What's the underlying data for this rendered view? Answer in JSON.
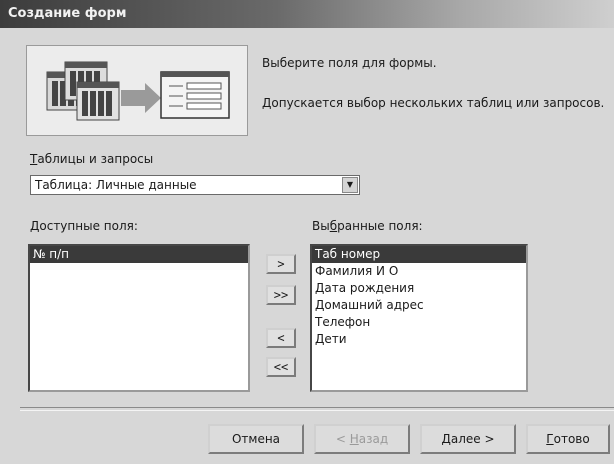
{
  "window": {
    "title": "Создание форм"
  },
  "info": {
    "line1": "Выберите поля для формы.",
    "line2": "Допускается выбор нескольких таблиц или запросов."
  },
  "tables_label": {
    "underlined": "Т",
    "rest": "аблицы и запросы"
  },
  "table_select": {
    "value": "Таблица: Личные данные",
    "arrow": "▼"
  },
  "available": {
    "label_underlined": "Д",
    "label_rest": "оступные поля:",
    "items": [
      "№ п/п"
    ]
  },
  "selected": {
    "label_a": "Вы",
    "label_underlined": "б",
    "label_b": "ранные поля:",
    "items": [
      "Таб номер",
      "Фамилия И О",
      "Дата рождения",
      "Домашний адрес",
      "Телефон",
      "Дети"
    ]
  },
  "move_buttons": {
    "add_one": ">",
    "add_all": ">>",
    "remove_one": "<",
    "remove_all": "<<"
  },
  "buttons": {
    "cancel": "Отмена",
    "back_prefix": "< ",
    "back_underlined": "Н",
    "back_rest": "азад",
    "next_underlined": "Д",
    "next_rest": "алее >",
    "finish_underlined": "Г",
    "finish_rest": "отово"
  }
}
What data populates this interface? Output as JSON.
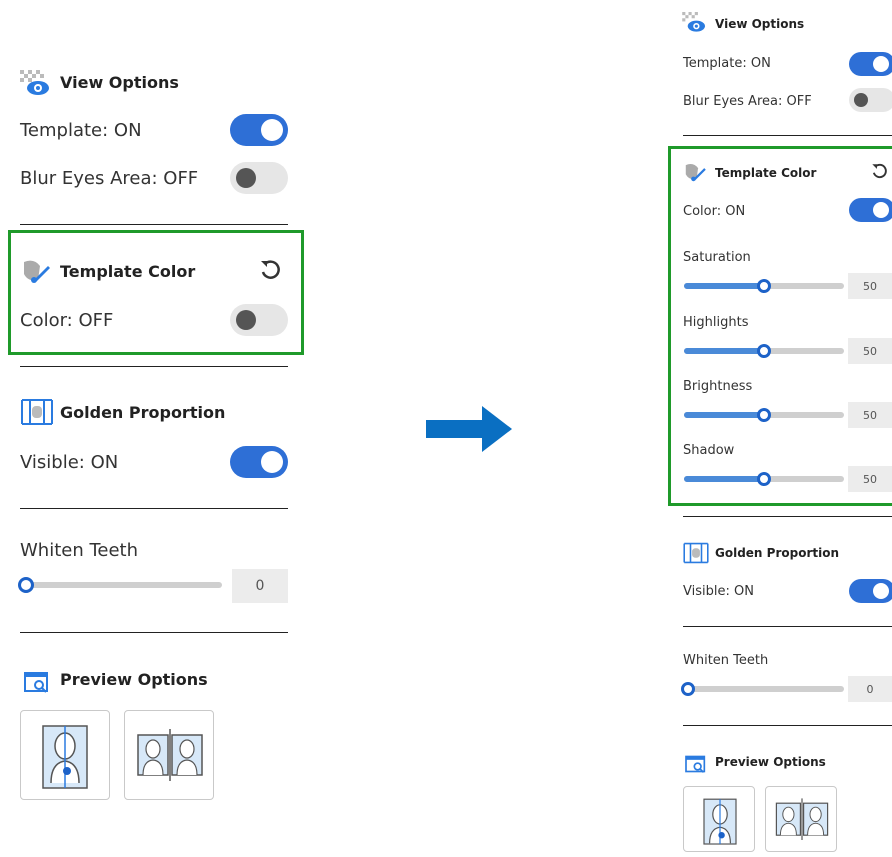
{
  "colors": {
    "accent": "#2e6fd6",
    "highlight": "#1f9a2a",
    "arrow": "#0a6fc2"
  },
  "before": {
    "view_options": {
      "title": "View Options",
      "icon": "view-eye-icon",
      "template": {
        "label": "Template: ON",
        "state": "on"
      },
      "blur_eyes": {
        "label": "Blur Eyes Area: OFF",
        "state": "off"
      }
    },
    "template_color": {
      "title": "Template Color",
      "icon": "paint-brush-icon",
      "reset_icon": "reset-icon",
      "color": {
        "label": "Color: OFF",
        "state": "off"
      }
    },
    "golden_proportion": {
      "title": "Golden Proportion",
      "icon": "golden-proportion-icon",
      "visible": {
        "label": "Visible: ON",
        "state": "on"
      }
    },
    "whiten_teeth": {
      "title": "Whiten Teeth",
      "value": "0"
    },
    "preview_options": {
      "title": "Preview Options",
      "icon": "preview-icon"
    }
  },
  "after": {
    "view_options": {
      "title": "View Options",
      "template": {
        "label": "Template: ON",
        "state": "on"
      },
      "blur_eyes": {
        "label": "Blur Eyes Area: OFF",
        "state": "off"
      }
    },
    "template_color": {
      "title": "Template Color",
      "color": {
        "label": "Color: ON",
        "state": "on"
      },
      "sliders": [
        {
          "label": "Saturation",
          "value": "50"
        },
        {
          "label": "Highlights",
          "value": "50"
        },
        {
          "label": "Brightness",
          "value": "50"
        },
        {
          "label": "Shadow",
          "value": "50"
        }
      ]
    },
    "golden_proportion": {
      "title": "Golden Proportion",
      "visible": {
        "label": "Visible: ON",
        "state": "on"
      }
    },
    "whiten_teeth": {
      "title": "Whiten Teeth",
      "value": "0"
    },
    "preview_options": {
      "title": "Preview Options"
    }
  }
}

○ ○ ○ ○

◆ Task directions
Every line above should be returned exactly; the pictures stay out.

◆ Task response
What's the underlying data for this rendered view? Answer in JSON.
{
  "window": {
    "title": "Создание форм"
  },
  "info": {
    "line1": "Выберите поля для формы.",
    "line2": "Допускается выбор нескольких таблиц или запросов."
  },
  "tables_label": {
    "underlined": "Т",
    "rest": "аблицы и запросы"
  },
  "table_select": {
    "value": "Таблица: Личные данные",
    "arrow": "▼"
  },
  "available": {
    "label_underlined": "Д",
    "label_rest": "оступные поля:",
    "items": [
      "№ п/п"
    ]
  },
  "selected": {
    "label_a": "Вы",
    "label_underlined": "б",
    "label_b": "ранные поля:",
    "items": [
      "Таб номер",
      "Фамилия И О",
      "Дата рождения",
      "Домашний адрес",
      "Телефон",
      "Дети"
    ]
  },
  "move_buttons": {
    "add_one": ">",
    "add_all": ">>",
    "remove_one": "<",
    "remove_all": "<<"
  },
  "buttons": {
    "cancel": "Отмена",
    "back_prefix": "< ",
    "back_underlined": "Н",
    "back_rest": "азад",
    "next_underlined": "Д",
    "next_rest": "алее >",
    "finish_underlined": "Г",
    "finish_rest": "отово"
  }
}
What data populates this interface? Output as JSON.
{
  "colors": {
    "accent": "#2e6fd6",
    "highlight": "#1f9a2a",
    "arrow": "#0a6fc2"
  },
  "before": {
    "view_options": {
      "title": "View Options",
      "icon": "view-eye-icon",
      "template": {
        "label": "Template: ON",
        "state": "on"
      },
      "blur_eyes": {
        "label": "Blur Eyes Area: OFF",
        "state": "off"
      }
    },
    "template_color": {
      "title": "Template Color",
      "icon": "paint-brush-icon",
      "reset_icon": "reset-icon",
      "color": {
        "label": "Color: OFF",
        "state": "off"
      }
    },
    "golden_proportion": {
      "title": "Golden Proportion",
      "icon": "golden-proportion-icon",
      "visible": {
        "label": "Visible: ON",
        "state": "on"
      }
    },
    "whiten_teeth": {
      "title": "Whiten Teeth",
      "value": "0"
    },
    "preview_options": {
      "title": "Preview Options",
      "icon": "preview-icon"
    }
  },
  "after": {
    "view_options": {
      "title": "View Options",
      "template": {
        "label": "Template: ON",
        "state": "on"
      },
      "blur_eyes": {
        "label": "Blur Eyes Area: OFF",
        "state": "off"
      }
    },
    "template_color": {
      "title": "Template Color",
      "color": {
        "label": "Color: ON",
        "state": "on"
      },
      "sliders": [
        {
          "label": "Saturation",
          "value": "50"
        },
        {
          "label": "Highlights",
          "value": "50"
        },
        {
          "label": "Brightness",
          "value": "50"
        },
        {
          "label": "Shadow",
          "value": "50"
        }
      ]
    },
    "golden_proportion": {
      "title": "Golden Proportion",
      "visible": {
        "label": "Visible: ON",
        "state": "on"
      }
    },
    "whiten_teeth": {
      "title": "Whiten Teeth",
      "value": "0"
    },
    "preview_options": {
      "title": "Preview Options"
    }
  }
}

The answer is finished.